LIST OF TASKS
a: In the post on composition in J, what year is given for Ken's paper "Operator and Functions"?
b: Identify each line in the rows that contains the word "boxes", and copy those lines.

- I don't know what a "dyadic noun" is.

- If "avoiding dyadic verbs and parentheses"
were design goals, I am not aware of them.
Obverse, square, decrement/increment are 
useful in their own right, judged according to
Section 1 of "Notation as a Tool of Thought"
http://www.jsoftware.com/papers/tot.htm
(i.e. ease of expressing constructs arising
in problems, suggestivity, subordination of
detail, economy, and amenability to formal proofs.)

- Regarding @: , @, etc.:  In conventional math 
notation, the composition of monads is written 
f0 jot f1 jot f2 jot f3 ...,
and you can make a case for juxtaposition to denote 
composition:  (f0 f1 f2 f3 ... )  In J (and APL), 
when dyads are involved, there are several possibilities 
for composition, and different symbols were invented 
for them:

   x f...@g y  <->  f (x g y)
   x f&g y  <->  (g x) f (g y)
   x f&.g y <->  g^:_1 (g x) f (g y)

See Ken's seminal 1978 paper "Operator and Functions"
http://www.jsoftware.com/papers/opfns.htm#8

If juxtaposition denotes composition, a choice
would have to be made as to which composition
is denoted.  The Jwiki essay
http://www.jsoftware.com/jwiki/Essays/Hook_Conjunction%3F
has a brief discussion of this.

Regarding why there is v1@:v2@:v3 instead of 
(v1 (v2 v3)), there is no document that tells
you the reason, but the answer is "obvious".
Which of the following is preferrable?

v1 @: v2 @: v3 @: v4 @: v5 @: v6 @: v7
(v1 (v2 (v3 (v4 (v5 (v6 v7)))))

DATA FOR PROCESSING

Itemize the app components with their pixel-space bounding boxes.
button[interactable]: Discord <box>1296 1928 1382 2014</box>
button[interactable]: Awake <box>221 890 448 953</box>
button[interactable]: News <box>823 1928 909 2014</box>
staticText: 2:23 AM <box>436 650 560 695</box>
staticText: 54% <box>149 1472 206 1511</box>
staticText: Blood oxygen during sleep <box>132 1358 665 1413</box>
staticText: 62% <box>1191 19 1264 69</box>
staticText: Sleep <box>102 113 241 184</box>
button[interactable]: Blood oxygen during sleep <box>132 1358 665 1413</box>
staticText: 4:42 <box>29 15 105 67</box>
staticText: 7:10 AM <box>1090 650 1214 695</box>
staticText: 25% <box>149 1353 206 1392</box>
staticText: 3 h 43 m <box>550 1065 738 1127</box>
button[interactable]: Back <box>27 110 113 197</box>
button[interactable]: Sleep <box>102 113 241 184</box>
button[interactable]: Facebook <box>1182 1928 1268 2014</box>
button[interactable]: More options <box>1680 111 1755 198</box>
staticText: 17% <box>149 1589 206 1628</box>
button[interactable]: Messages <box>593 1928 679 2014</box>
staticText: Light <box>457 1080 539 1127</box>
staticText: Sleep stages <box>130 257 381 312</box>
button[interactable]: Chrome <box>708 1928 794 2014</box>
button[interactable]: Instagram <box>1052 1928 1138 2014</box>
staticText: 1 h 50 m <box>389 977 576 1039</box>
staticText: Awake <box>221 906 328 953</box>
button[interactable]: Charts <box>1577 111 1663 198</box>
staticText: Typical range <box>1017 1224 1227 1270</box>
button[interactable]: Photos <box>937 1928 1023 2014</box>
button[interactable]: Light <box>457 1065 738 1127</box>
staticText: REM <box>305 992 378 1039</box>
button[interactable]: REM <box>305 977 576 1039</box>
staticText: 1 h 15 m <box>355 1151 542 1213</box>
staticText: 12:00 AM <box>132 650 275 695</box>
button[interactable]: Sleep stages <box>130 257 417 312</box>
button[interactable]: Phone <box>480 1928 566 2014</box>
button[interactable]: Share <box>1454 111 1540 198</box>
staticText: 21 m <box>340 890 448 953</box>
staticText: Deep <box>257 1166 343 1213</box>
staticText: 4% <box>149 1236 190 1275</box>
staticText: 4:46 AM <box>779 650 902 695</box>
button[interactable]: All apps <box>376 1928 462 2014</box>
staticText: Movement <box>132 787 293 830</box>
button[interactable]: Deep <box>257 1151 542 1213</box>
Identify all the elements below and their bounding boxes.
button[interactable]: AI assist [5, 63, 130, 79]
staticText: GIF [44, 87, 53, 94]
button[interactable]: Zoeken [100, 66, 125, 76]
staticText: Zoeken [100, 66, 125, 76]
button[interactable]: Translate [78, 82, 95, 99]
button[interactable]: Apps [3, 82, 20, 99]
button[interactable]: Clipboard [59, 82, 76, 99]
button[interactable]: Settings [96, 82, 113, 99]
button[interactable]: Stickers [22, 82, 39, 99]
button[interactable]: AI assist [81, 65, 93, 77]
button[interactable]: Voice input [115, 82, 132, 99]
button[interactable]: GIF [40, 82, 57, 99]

TASK RESPONSES
a: 1978

b:
Itemize the app components with their pixel-space bounding boxes.
Identify all the elements below and their bounding boxes.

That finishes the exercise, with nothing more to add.